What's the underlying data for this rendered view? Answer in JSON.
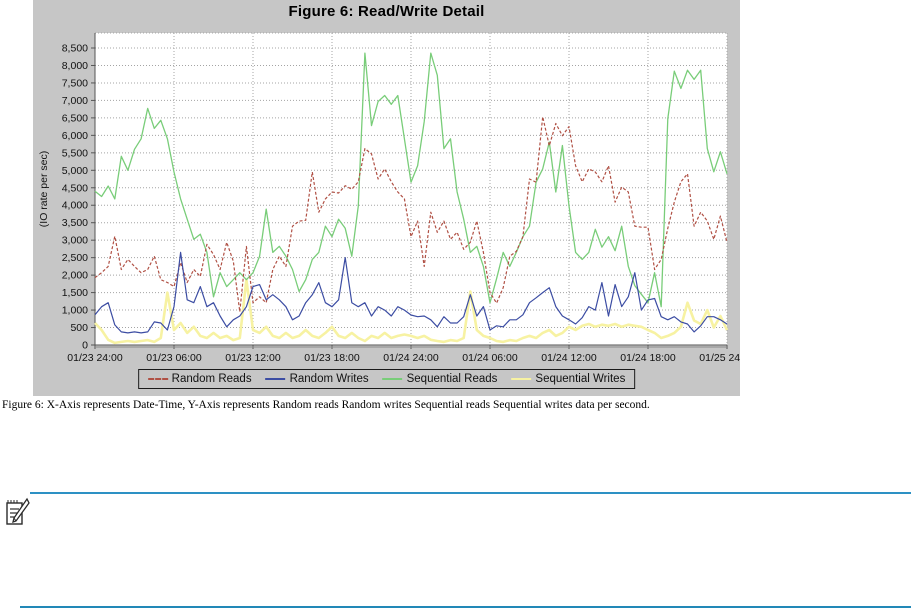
{
  "page": {
    "caption": "Figure 6: X-Axis represents Date-Time, Y-Axis represents Random reads Random writes Sequential reads Sequential writes data per second."
  },
  "chart": {
    "panel_background": "#c6c6c6",
    "plot_background": "#ffffff",
    "grid_color": "#a4a4a4",
    "axis_color": "#555555",
    "text_color": "#111111"
  },
  "note": {
    "icon": "note-icon",
    "rule_top_color": "#2d91c4",
    "rule_bottom_color": "#2288b7"
  },
  "chart_data": {
    "type": "line",
    "title": "Figure 6: Read/Write Detail",
    "xlabel": "Date-Time",
    "ylabel": "(IO rate per sec)",
    "ylim": [
      0,
      8500
    ],
    "ytick_step": 500,
    "ytick_labels": [
      "0",
      "500",
      "1,000",
      "1,500",
      "2,000",
      "2,500",
      "3,000",
      "3,500",
      "4,000",
      "4,500",
      "5,000",
      "5,500",
      "6,000",
      "6,500",
      "7,000",
      "7,500",
      "8,000",
      "8,500"
    ],
    "xtick_labels": [
      "01/23 24:00",
      "01/23 06:00",
      "01/23 12:00",
      "01/23 18:00",
      "01/24 24:00",
      "01/24 06:00",
      "01/24 12:00",
      "01/24 18:00",
      "01/25 24:00"
    ],
    "xtick_hours": [
      0,
      6,
      12,
      18,
      24,
      30,
      36,
      42,
      48
    ],
    "x_hours_total": 48,
    "x_hours_step": 0.5,
    "grid": "dotted",
    "legend_position": "bottom",
    "series": [
      {
        "name": "Random Reads",
        "color": "#b05044",
        "dash": "3,2",
        "width": 1.2,
        "z": 2,
        "values": [
          1930,
          2070,
          2250,
          3110,
          2160,
          2450,
          2250,
          2070,
          2160,
          2540,
          1870,
          1790,
          1670,
          2360,
          1790,
          2160,
          1960,
          2880,
          2590,
          2160,
          2940,
          2400,
          950,
          2820,
          1210,
          1380,
          1210,
          2160,
          2540,
          2250,
          3400,
          3545,
          3570,
          4950,
          3800,
          4180,
          4380,
          4350,
          4560,
          4460,
          4670,
          5620,
          5470,
          4750,
          5040,
          4670,
          4380,
          4180,
          3100,
          3545,
          2250,
          3800,
          3225,
          3545,
          3025,
          3225,
          2740,
          2940,
          3550,
          2650,
          1500,
          1200,
          1640,
          2540,
          2680,
          3100,
          4750,
          4660,
          6530,
          5700,
          6340,
          5990,
          6250,
          5130,
          4670,
          5040,
          4950,
          4670,
          5130,
          4090,
          4520,
          4380,
          3400,
          3370,
          3370,
          2160,
          2450,
          3340,
          4090,
          4670,
          4900,
          3400,
          3800,
          3550,
          3025,
          3690,
          2940
        ]
      },
      {
        "name": "Random Writes",
        "color": "#3c4da3",
        "dash": "",
        "width": 1.2,
        "z": 3,
        "values": [
          865,
          1095,
          1210,
          575,
          375,
          345,
          375,
          345,
          375,
          660,
          630,
          430,
          1095,
          2650,
          1295,
          1210,
          1670,
          1095,
          1210,
          830,
          520,
          720,
          830,
          1095,
          1670,
          1730,
          1295,
          1440,
          1295,
          1095,
          720,
          830,
          1210,
          1440,
          1785,
          1210,
          1095,
          1295,
          2500,
          1210,
          1095,
          1210,
          830,
          1095,
          1000,
          830,
          1095,
          1000,
          860,
          810,
          830,
          720,
          520,
          810,
          630,
          630,
          810,
          1440,
          830,
          1100,
          430,
          550,
          520,
          720,
          720,
          865,
          1210,
          1350,
          1500,
          1640,
          1100,
          830,
          720,
          600,
          780,
          1100,
          1000,
          1785,
          830,
          1730,
          1100,
          1380,
          2070,
          1000,
          1290,
          1330,
          810,
          720,
          810,
          660,
          600,
          375,
          550,
          810,
          810,
          720,
          600
        ]
      },
      {
        "name": "Sequential Reads",
        "color": "#79cd79",
        "dash": "",
        "width": 1.3,
        "z": 1,
        "values": [
          4400,
          4250,
          4550,
          4180,
          5400,
          5000,
          5600,
          5900,
          6770,
          6200,
          6430,
          5900,
          4950,
          4180,
          3600,
          3025,
          3170,
          2650,
          1380,
          2070,
          1670,
          1870,
          2070,
          1870,
          2070,
          2540,
          3890,
          2650,
          2825,
          2540,
          2160,
          1530,
          1870,
          2450,
          2650,
          3400,
          3100,
          3600,
          3340,
          2540,
          3980,
          8355,
          6280,
          6970,
          7140,
          6890,
          7140,
          5900,
          4660,
          5130,
          6390,
          8355,
          7720,
          5620,
          5900,
          4380,
          3600,
          2650,
          2825,
          2250,
          1210,
          1900,
          2650,
          2250,
          2650,
          3100,
          3400,
          4660,
          5040,
          5810,
          4380,
          5710,
          3980,
          2650,
          2450,
          2650,
          3310,
          2800,
          3100,
          2700,
          3400,
          2250,
          1700,
          1450,
          1210,
          2070,
          1095,
          6480,
          7835,
          7345,
          7864,
          7600,
          7864,
          5620,
          4956,
          5530,
          4900
        ]
      },
      {
        "name": "Sequential Writes",
        "color": "#f7f2a2",
        "dash": "",
        "width": 2.6,
        "z": 0,
        "values": [
          630,
          430,
          150,
          60,
          90,
          115,
          90,
          115,
          140,
          90,
          200,
          1500,
          430,
          630,
          345,
          520,
          260,
          200,
          345,
          200,
          260,
          140,
          200,
          1870,
          430,
          345,
          520,
          260,
          200,
          345,
          200,
          260,
          430,
          260,
          200,
          345,
          520,
          260,
          200,
          345,
          200,
          115,
          260,
          200,
          345,
          200,
          260,
          300,
          260,
          200,
          260,
          150,
          115,
          90,
          140,
          115,
          200,
          1530,
          430,
          260,
          200,
          115,
          90,
          140,
          115,
          200,
          260,
          200,
          345,
          430,
          260,
          345,
          520,
          430,
          550,
          600,
          520,
          580,
          550,
          600,
          520,
          580,
          550,
          520,
          430,
          345,
          200,
          260,
          345,
          520,
          1210,
          700,
          600,
          1000,
          500,
          830,
          430
        ]
      }
    ]
  }
}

• Work required:
Any pictures should be dropped; transcribe the rest of the records above exactly.

• The output:
What's the underlying data for this rendered view? Answer in JSON.
{
  "page": {
    "caption": "Figure 6: X-Axis represents Date-Time, Y-Axis represents Random reads Random writes Sequential reads Sequential writes data per second."
  },
  "chart": {
    "panel_background": "#c6c6c6",
    "plot_background": "#ffffff",
    "grid_color": "#a4a4a4",
    "axis_color": "#555555",
    "text_color": "#111111"
  },
  "note": {
    "icon": "note-icon",
    "rule_top_color": "#2d91c4",
    "rule_bottom_color": "#2288b7"
  },
  "chart_data": {
    "type": "line",
    "title": "Figure 6: Read/Write Detail",
    "xlabel": "Date-Time",
    "ylabel": "(IO rate per sec)",
    "ylim": [
      0,
      8500
    ],
    "ytick_step": 500,
    "ytick_labels": [
      "0",
      "500",
      "1,000",
      "1,500",
      "2,000",
      "2,500",
      "3,000",
      "3,500",
      "4,000",
      "4,500",
      "5,000",
      "5,500",
      "6,000",
      "6,500",
      "7,000",
      "7,500",
      "8,000",
      "8,500"
    ],
    "xtick_labels": [
      "01/23 24:00",
      "01/23 06:00",
      "01/23 12:00",
      "01/23 18:00",
      "01/24 24:00",
      "01/24 06:00",
      "01/24 12:00",
      "01/24 18:00",
      "01/25 24:00"
    ],
    "xtick_hours": [
      0,
      6,
      12,
      18,
      24,
      30,
      36,
      42,
      48
    ],
    "x_hours_total": 48,
    "x_hours_step": 0.5,
    "grid": "dotted",
    "legend_position": "bottom",
    "series": [
      {
        "name": "Random Reads",
        "color": "#b05044",
        "dash": "3,2",
        "width": 1.2,
        "z": 2,
        "values": [
          1930,
          2070,
          2250,
          3110,
          2160,
          2450,
          2250,
          2070,
          2160,
          2540,
          1870,
          1790,
          1670,
          2360,
          1790,
          2160,
          1960,
          2880,
          2590,
          2160,
          2940,
          2400,
          950,
          2820,
          1210,
          1380,
          1210,
          2160,
          2540,
          2250,
          3400,
          3545,
          3570,
          4950,
          3800,
          4180,
          4380,
          4350,
          4560,
          4460,
          4670,
          5620,
          5470,
          4750,
          5040,
          4670,
          4380,
          4180,
          3100,
          3545,
          2250,
          3800,
          3225,
          3545,
          3025,
          3225,
          2740,
          2940,
          3550,
          2650,
          1500,
          1200,
          1640,
          2540,
          2680,
          3100,
          4750,
          4660,
          6530,
          5700,
          6340,
          5990,
          6250,
          5130,
          4670,
          5040,
          4950,
          4670,
          5130,
          4090,
          4520,
          4380,
          3400,
          3370,
          3370,
          2160,
          2450,
          3340,
          4090,
          4670,
          4900,
          3400,
          3800,
          3550,
          3025,
          3690,
          2940
        ]
      },
      {
        "name": "Random Writes",
        "color": "#3c4da3",
        "dash": "",
        "width": 1.2,
        "z": 3,
        "values": [
          865,
          1095,
          1210,
          575,
          375,
          345,
          375,
          345,
          375,
          660,
          630,
          430,
          1095,
          2650,
          1295,
          1210,
          1670,
          1095,
          1210,
          830,
          520,
          720,
          830,
          1095,
          1670,
          1730,
          1295,
          1440,
          1295,
          1095,
          720,
          830,
          1210,
          1440,
          1785,
          1210,
          1095,
          1295,
          2500,
          1210,
          1095,
          1210,
          830,
          1095,
          1000,
          830,
          1095,
          1000,
          860,
          810,
          830,
          720,
          520,
          810,
          630,
          630,
          810,
          1440,
          830,
          1100,
          430,
          550,
          520,
          720,
          720,
          865,
          1210,
          1350,
          1500,
          1640,
          1100,
          830,
          720,
          600,
          780,
          1100,
          1000,
          1785,
          830,
          1730,
          1100,
          1380,
          2070,
          1000,
          1290,
          1330,
          810,
          720,
          810,
          660,
          600,
          375,
          550,
          810,
          810,
          720,
          600
        ]
      },
      {
        "name": "Sequential Reads",
        "color": "#79cd79",
        "dash": "",
        "width": 1.3,
        "z": 1,
        "values": [
          4400,
          4250,
          4550,
          4180,
          5400,
          5000,
          5600,
          5900,
          6770,
          6200,
          6430,
          5900,
          4950,
          4180,
          3600,
          3025,
          3170,
          2650,
          1380,
          2070,
          1670,
          1870,
          2070,
          1870,
          2070,
          2540,
          3890,
          2650,
          2825,
          2540,
          2160,
          1530,
          1870,
          2450,
          2650,
          3400,
          3100,
          3600,
          3340,
          2540,
          3980,
          8355,
          6280,
          6970,
          7140,
          6890,
          7140,
          5900,
          4660,
          5130,
          6390,
          8355,
          7720,
          5620,
          5900,
          4380,
          3600,
          2650,
          2825,
          2250,
          1210,
          1900,
          2650,
          2250,
          2650,
          3100,
          3400,
          4660,
          5040,
          5810,
          4380,
          5710,
          3980,
          2650,
          2450,
          2650,
          3310,
          2800,
          3100,
          2700,
          3400,
          2250,
          1700,
          1450,
          1210,
          2070,
          1095,
          6480,
          7835,
          7345,
          7864,
          7600,
          7864,
          5620,
          4956,
          5530,
          4900
        ]
      },
      {
        "name": "Sequential Writes",
        "color": "#f7f2a2",
        "dash": "",
        "width": 2.6,
        "z": 0,
        "values": [
          630,
          430,
          150,
          60,
          90,
          115,
          90,
          115,
          140,
          90,
          200,
          1500,
          430,
          630,
          345,
          520,
          260,
          200,
          345,
          200,
          260,
          140,
          200,
          1870,
          430,
          345,
          520,
          260,
          200,
          345,
          200,
          260,
          430,
          260,
          200,
          345,
          520,
          260,
          200,
          345,
          200,
          115,
          260,
          200,
          345,
          200,
          260,
          300,
          260,
          200,
          260,
          150,
          115,
          90,
          140,
          115,
          200,
          1530,
          430,
          260,
          200,
          115,
          90,
          140,
          115,
          200,
          260,
          200,
          345,
          430,
          260,
          345,
          520,
          430,
          550,
          600,
          520,
          580,
          550,
          600,
          520,
          580,
          550,
          520,
          430,
          345,
          200,
          260,
          345,
          520,
          1210,
          700,
          600,
          1000,
          500,
          830,
          430
        ]
      }
    ]
  }
}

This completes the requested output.